Set exercise =
In the data below, find each line containing the string "люблю" and return it.

Task inputs =
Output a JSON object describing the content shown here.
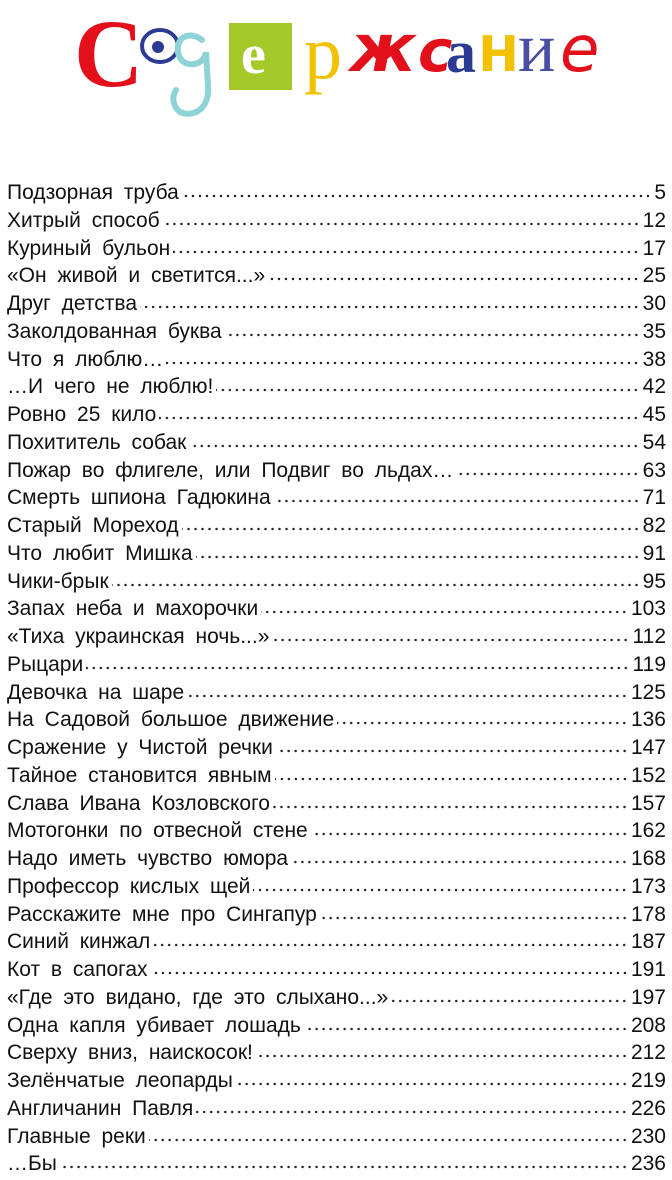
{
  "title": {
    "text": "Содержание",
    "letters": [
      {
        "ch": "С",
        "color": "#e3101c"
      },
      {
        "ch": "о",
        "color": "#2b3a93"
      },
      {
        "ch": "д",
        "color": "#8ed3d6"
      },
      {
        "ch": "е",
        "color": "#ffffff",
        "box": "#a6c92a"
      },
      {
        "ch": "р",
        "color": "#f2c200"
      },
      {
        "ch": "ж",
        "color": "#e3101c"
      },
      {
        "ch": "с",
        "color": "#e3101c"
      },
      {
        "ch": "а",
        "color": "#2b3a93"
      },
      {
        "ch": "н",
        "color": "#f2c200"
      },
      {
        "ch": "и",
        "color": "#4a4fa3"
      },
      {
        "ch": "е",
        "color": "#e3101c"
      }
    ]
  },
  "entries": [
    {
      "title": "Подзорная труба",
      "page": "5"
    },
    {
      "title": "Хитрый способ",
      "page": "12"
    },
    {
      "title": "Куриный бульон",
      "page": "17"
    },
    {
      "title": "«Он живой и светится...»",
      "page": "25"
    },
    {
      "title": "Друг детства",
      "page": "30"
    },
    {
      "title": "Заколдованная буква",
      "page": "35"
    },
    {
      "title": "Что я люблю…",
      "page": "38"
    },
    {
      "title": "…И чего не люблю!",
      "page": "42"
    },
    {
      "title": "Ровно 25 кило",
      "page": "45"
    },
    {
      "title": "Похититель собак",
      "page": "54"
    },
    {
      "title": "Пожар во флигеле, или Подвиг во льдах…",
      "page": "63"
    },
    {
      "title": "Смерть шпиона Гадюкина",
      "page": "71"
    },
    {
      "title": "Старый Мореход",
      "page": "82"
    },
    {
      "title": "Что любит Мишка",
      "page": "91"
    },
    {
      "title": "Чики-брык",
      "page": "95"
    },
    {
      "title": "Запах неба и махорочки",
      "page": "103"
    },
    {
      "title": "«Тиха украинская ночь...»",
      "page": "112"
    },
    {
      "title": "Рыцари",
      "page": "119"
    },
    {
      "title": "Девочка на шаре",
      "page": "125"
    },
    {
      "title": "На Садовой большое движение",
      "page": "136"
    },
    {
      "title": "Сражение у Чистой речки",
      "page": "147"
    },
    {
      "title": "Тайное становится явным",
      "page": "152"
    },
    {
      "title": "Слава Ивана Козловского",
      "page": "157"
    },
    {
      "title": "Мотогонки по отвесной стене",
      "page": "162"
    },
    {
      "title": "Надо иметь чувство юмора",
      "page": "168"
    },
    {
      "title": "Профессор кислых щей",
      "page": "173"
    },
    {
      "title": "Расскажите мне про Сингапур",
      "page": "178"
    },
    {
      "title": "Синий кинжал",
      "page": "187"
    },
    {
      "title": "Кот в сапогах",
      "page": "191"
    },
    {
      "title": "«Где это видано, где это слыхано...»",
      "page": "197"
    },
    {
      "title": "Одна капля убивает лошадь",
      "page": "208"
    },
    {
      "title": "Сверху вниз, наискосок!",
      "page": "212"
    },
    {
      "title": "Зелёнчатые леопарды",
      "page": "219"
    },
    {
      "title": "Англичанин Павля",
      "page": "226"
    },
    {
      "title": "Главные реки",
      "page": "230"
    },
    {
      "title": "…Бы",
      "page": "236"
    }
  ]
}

The completed task =
      "title": "Что я люблю…",
      "title": "…И чего не люблю!",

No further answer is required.